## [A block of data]
————

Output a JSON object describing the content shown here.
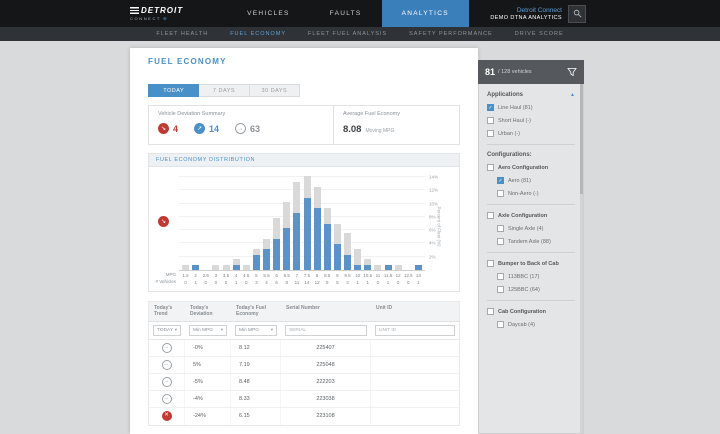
{
  "topbar": {
    "logo_primary": "DETROIT",
    "logo_secondary": "CONNECT",
    "nav": [
      {
        "label": "VEHICLES",
        "active": false
      },
      {
        "label": "FAULTS",
        "active": false
      },
      {
        "label": "ANALYTICS",
        "active": true
      }
    ],
    "account": {
      "line1": "Detroit Connect",
      "line2": "DEMO DTNA ANALYTICS"
    }
  },
  "subnav": {
    "items": [
      {
        "label": "FLEET HEALTH",
        "active": false
      },
      {
        "label": "FUEL ECONOMY",
        "active": true
      },
      {
        "label": "FLEET FUEL ANALYSIS",
        "active": false
      },
      {
        "label": "SAFETY PERFORMANCE",
        "active": false
      },
      {
        "label": "DRIVE SCORE",
        "active": false
      }
    ]
  },
  "page": {
    "title": "FUEL ECONOMY"
  },
  "tabs": [
    {
      "label": "TODAY",
      "active": true
    },
    {
      "label": "7 DAYS",
      "active": false
    },
    {
      "label": "30 DAYS",
      "active": false
    }
  ],
  "summary": {
    "deviation_title": "Vehicle Deviation Summary",
    "trends": [
      {
        "icon": "trend-down-icon",
        "glyph": "↘",
        "count": "4",
        "style": "down"
      },
      {
        "icon": "trend-up-icon",
        "glyph": "↗",
        "count": "14",
        "style": "up"
      },
      {
        "icon": "trend-steady-icon",
        "glyph": "→",
        "count": "63",
        "style": "steady"
      }
    ],
    "avg_title": "Average Fuel Economy",
    "avg_value": "8.08",
    "avg_unit": "Moving MPG"
  },
  "distribution": {
    "header": "FUEL ECONOMY DISTRIBUTION",
    "x_label_mpg": "MPG",
    "x_label_vehicles": "# Vehicles",
    "y_axis_label": "Percent of Fleet (%)"
  },
  "chart_data": {
    "type": "bar",
    "title": "Fuel Economy Distribution",
    "xlabel": "MPG",
    "ylabel": "Percent of Fleet (%)",
    "ylim": [
      0,
      14
    ],
    "y_ticks_percent": [
      2,
      4,
      6,
      8,
      10,
      12,
      14
    ],
    "categories_mpg": [
      "1.5",
      "2",
      "2.5",
      "3",
      "3.5",
      "4",
      "4.5",
      "5",
      "5.5",
      "6",
      "6.5",
      "7",
      "7.5",
      "8",
      "8.5",
      "9",
      "9.5",
      "10",
      "10.5",
      "11",
      "11.5",
      "12",
      "12.5",
      "13"
    ],
    "series": [
      {
        "name": "all-vehicles",
        "color": "#d9d9d9",
        "percent": [
          0.8,
          0.8,
          0,
          0.8,
          0.8,
          1.6,
          0.8,
          3.1,
          4.7,
          7.8,
          10.2,
          13.3,
          14.1,
          12.5,
          9.4,
          7.0,
          5.5,
          3.1,
          1.6,
          0.8,
          0.8,
          0.8,
          0,
          0.8
        ]
      },
      {
        "name": "filtered-vehicles",
        "color": "#5b93c9",
        "percent": [
          0,
          0.8,
          0,
          0,
          0,
          0.8,
          0,
          2.3,
          3.1,
          4.7,
          6.3,
          8.6,
          10.9,
          9.4,
          7.0,
          3.9,
          2.3,
          0.8,
          0.8,
          0,
          0.8,
          0,
          0,
          0.8
        ]
      }
    ],
    "vehicle_counts": [
      0,
      1,
      0,
      0,
      0,
      1,
      0,
      3,
      4,
      6,
      8,
      11,
      14,
      12,
      9,
      5,
      3,
      1,
      1,
      0,
      1,
      0,
      0,
      1
    ]
  },
  "table": {
    "columns": [
      "Today's Trend",
      "Today's Deviation",
      "Today's Fuel Economy",
      "Serial Number",
      "Unit ID"
    ],
    "filters": {
      "trend_value": "TODAY",
      "deviation_value": "Min MPG",
      "economy_value": "Min MPG",
      "serial_placeholder": "SERIAL",
      "unit_placeholder": "UNIT ID"
    },
    "rows": [
      {
        "trend": "steady",
        "deviation": "-0%",
        "economy": "8.12",
        "serial": "225407",
        "unit": ""
      },
      {
        "trend": "steady",
        "deviation": "5%",
        "economy": "7.19",
        "serial": "225048",
        "unit": ""
      },
      {
        "trend": "steady",
        "deviation": "-5%",
        "economy": "8.48",
        "serial": "222203",
        "unit": ""
      },
      {
        "trend": "steady",
        "deviation": "-4%",
        "economy": "8.33",
        "serial": "223038",
        "unit": ""
      },
      {
        "trend": "down",
        "deviation": "-24%",
        "economy": "6.15",
        "serial": "223108",
        "unit": ""
      }
    ]
  },
  "sidebar": {
    "count_bold": "81",
    "count_rest": "/ 128 vehicles",
    "applications": {
      "title": "Applications",
      "items": [
        {
          "label": "Line Haul (81)",
          "checked": true
        },
        {
          "label": "Short Haul (-)",
          "checked": false
        },
        {
          "label": "Urban (-)",
          "checked": false
        }
      ]
    },
    "configurations_label": "Configurations:",
    "groups": [
      {
        "title": "Aero Configuration",
        "checked": false,
        "items": [
          {
            "label": "Aero (81)",
            "checked": true
          },
          {
            "label": "Non-Aero (-)",
            "checked": false
          }
        ]
      },
      {
        "title": "Axle Configuration",
        "checked": false,
        "items": [
          {
            "label": "Single Axle (4)",
            "checked": false
          },
          {
            "label": "Tandem Axle (88)",
            "checked": false
          }
        ]
      },
      {
        "title": "Bumper to Back of Cab",
        "checked": false,
        "items": [
          {
            "label": "113BBC (17)",
            "checked": false
          },
          {
            "label": "125BBC (64)",
            "checked": false
          }
        ]
      },
      {
        "title": "Cab Configuration",
        "checked": false,
        "items": [
          {
            "label": "Daycab (4)",
            "checked": false
          }
        ]
      }
    ]
  },
  "colors": {
    "accent_blue": "#4a90c8",
    "alert_red": "#bf3a32",
    "neutral_gray": "#9aa0a5",
    "topbar_bg": "#141618",
    "active_tab_bg": "#3b7fba"
  }
}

————

## [PROBLEM DETAILS]
Reproduce every entry exactly, but omit each picture.

## [RESPONSE]
Output a JSON object describing the content shown here.
{
  "topbar": {
    "logo_primary": "DETROIT",
    "logo_secondary": "CONNECT",
    "nav": [
      {
        "label": "VEHICLES",
        "active": false
      },
      {
        "label": "FAULTS",
        "active": false
      },
      {
        "label": "ANALYTICS",
        "active": true
      }
    ],
    "account": {
      "line1": "Detroit Connect",
      "line2": "DEMO DTNA ANALYTICS"
    }
  },
  "subnav": {
    "items": [
      {
        "label": "FLEET HEALTH",
        "active": false
      },
      {
        "label": "FUEL ECONOMY",
        "active": true
      },
      {
        "label": "FLEET FUEL ANALYSIS",
        "active": false
      },
      {
        "label": "SAFETY PERFORMANCE",
        "active": false
      },
      {
        "label": "DRIVE SCORE",
        "active": false
      }
    ]
  },
  "page": {
    "title": "FUEL ECONOMY"
  },
  "tabs": [
    {
      "label": "TODAY",
      "active": true
    },
    {
      "label": "7 DAYS",
      "active": false
    },
    {
      "label": "30 DAYS",
      "active": false
    }
  ],
  "summary": {
    "deviation_title": "Vehicle Deviation Summary",
    "trends": [
      {
        "icon": "trend-down-icon",
        "glyph": "↘",
        "count": "4",
        "style": "down"
      },
      {
        "icon": "trend-up-icon",
        "glyph": "↗",
        "count": "14",
        "style": "up"
      },
      {
        "icon": "trend-steady-icon",
        "glyph": "→",
        "count": "63",
        "style": "steady"
      }
    ],
    "avg_title": "Average Fuel Economy",
    "avg_value": "8.08",
    "avg_unit": "Moving MPG"
  },
  "distribution": {
    "header": "FUEL ECONOMY DISTRIBUTION",
    "x_label_mpg": "MPG",
    "x_label_vehicles": "# Vehicles",
    "y_axis_label": "Percent of Fleet (%)"
  },
  "chart_data": {
    "type": "bar",
    "title": "Fuel Economy Distribution",
    "xlabel": "MPG",
    "ylabel": "Percent of Fleet (%)",
    "ylim": [
      0,
      14
    ],
    "y_ticks_percent": [
      2,
      4,
      6,
      8,
      10,
      12,
      14
    ],
    "categories_mpg": [
      "1.5",
      "2",
      "2.5",
      "3",
      "3.5",
      "4",
      "4.5",
      "5",
      "5.5",
      "6",
      "6.5",
      "7",
      "7.5",
      "8",
      "8.5",
      "9",
      "9.5",
      "10",
      "10.5",
      "11",
      "11.5",
      "12",
      "12.5",
      "13"
    ],
    "series": [
      {
        "name": "all-vehicles",
        "color": "#d9d9d9",
        "percent": [
          0.8,
          0.8,
          0,
          0.8,
          0.8,
          1.6,
          0.8,
          3.1,
          4.7,
          7.8,
          10.2,
          13.3,
          14.1,
          12.5,
          9.4,
          7.0,
          5.5,
          3.1,
          1.6,
          0.8,
          0.8,
          0.8,
          0,
          0.8
        ]
      },
      {
        "name": "filtered-vehicles",
        "color": "#5b93c9",
        "percent": [
          0,
          0.8,
          0,
          0,
          0,
          0.8,
          0,
          2.3,
          3.1,
          4.7,
          6.3,
          8.6,
          10.9,
          9.4,
          7.0,
          3.9,
          2.3,
          0.8,
          0.8,
          0,
          0.8,
          0,
          0,
          0.8
        ]
      }
    ],
    "vehicle_counts": [
      0,
      1,
      0,
      0,
      0,
      1,
      0,
      3,
      4,
      6,
      8,
      11,
      14,
      12,
      9,
      5,
      3,
      1,
      1,
      0,
      1,
      0,
      0,
      1
    ]
  },
  "table": {
    "columns": [
      "Today's Trend",
      "Today's Deviation",
      "Today's Fuel Economy",
      "Serial Number",
      "Unit ID"
    ],
    "filters": {
      "trend_value": "TODAY",
      "deviation_value": "Min MPG",
      "economy_value": "Min MPG",
      "serial_placeholder": "SERIAL",
      "unit_placeholder": "UNIT ID"
    },
    "rows": [
      {
        "trend": "steady",
        "deviation": "-0%",
        "economy": "8.12",
        "serial": "225407",
        "unit": ""
      },
      {
        "trend": "steady",
        "deviation": "5%",
        "economy": "7.19",
        "serial": "225048",
        "unit": ""
      },
      {
        "trend": "steady",
        "deviation": "-5%",
        "economy": "8.48",
        "serial": "222203",
        "unit": ""
      },
      {
        "trend": "steady",
        "deviation": "-4%",
        "economy": "8.33",
        "serial": "223038",
        "unit": ""
      },
      {
        "trend": "down",
        "deviation": "-24%",
        "economy": "6.15",
        "serial": "223108",
        "unit": ""
      }
    ]
  },
  "sidebar": {
    "count_bold": "81",
    "count_rest": "/ 128 vehicles",
    "applications": {
      "title": "Applications",
      "items": [
        {
          "label": "Line Haul (81)",
          "checked": true
        },
        {
          "label": "Short Haul (-)",
          "checked": false
        },
        {
          "label": "Urban (-)",
          "checked": false
        }
      ]
    },
    "configurations_label": "Configurations:",
    "groups": [
      {
        "title": "Aero Configuration",
        "checked": false,
        "items": [
          {
            "label": "Aero (81)",
            "checked": true
          },
          {
            "label": "Non-Aero (-)",
            "checked": false
          }
        ]
      },
      {
        "title": "Axle Configuration",
        "checked": false,
        "items": [
          {
            "label": "Single Axle (4)",
            "checked": false
          },
          {
            "label": "Tandem Axle (88)",
            "checked": false
          }
        ]
      },
      {
        "title": "Bumper to Back of Cab",
        "checked": false,
        "items": [
          {
            "label": "113BBC (17)",
            "checked": false
          },
          {
            "label": "125BBC (64)",
            "checked": false
          }
        ]
      },
      {
        "title": "Cab Configuration",
        "checked": false,
        "items": [
          {
            "label": "Daycab (4)",
            "checked": false
          }
        ]
      }
    ]
  },
  "colors": {
    "accent_blue": "#4a90c8",
    "alert_red": "#bf3a32",
    "neutral_gray": "#9aa0a5",
    "topbar_bg": "#141618",
    "active_tab_bg": "#3b7fba"
  }
}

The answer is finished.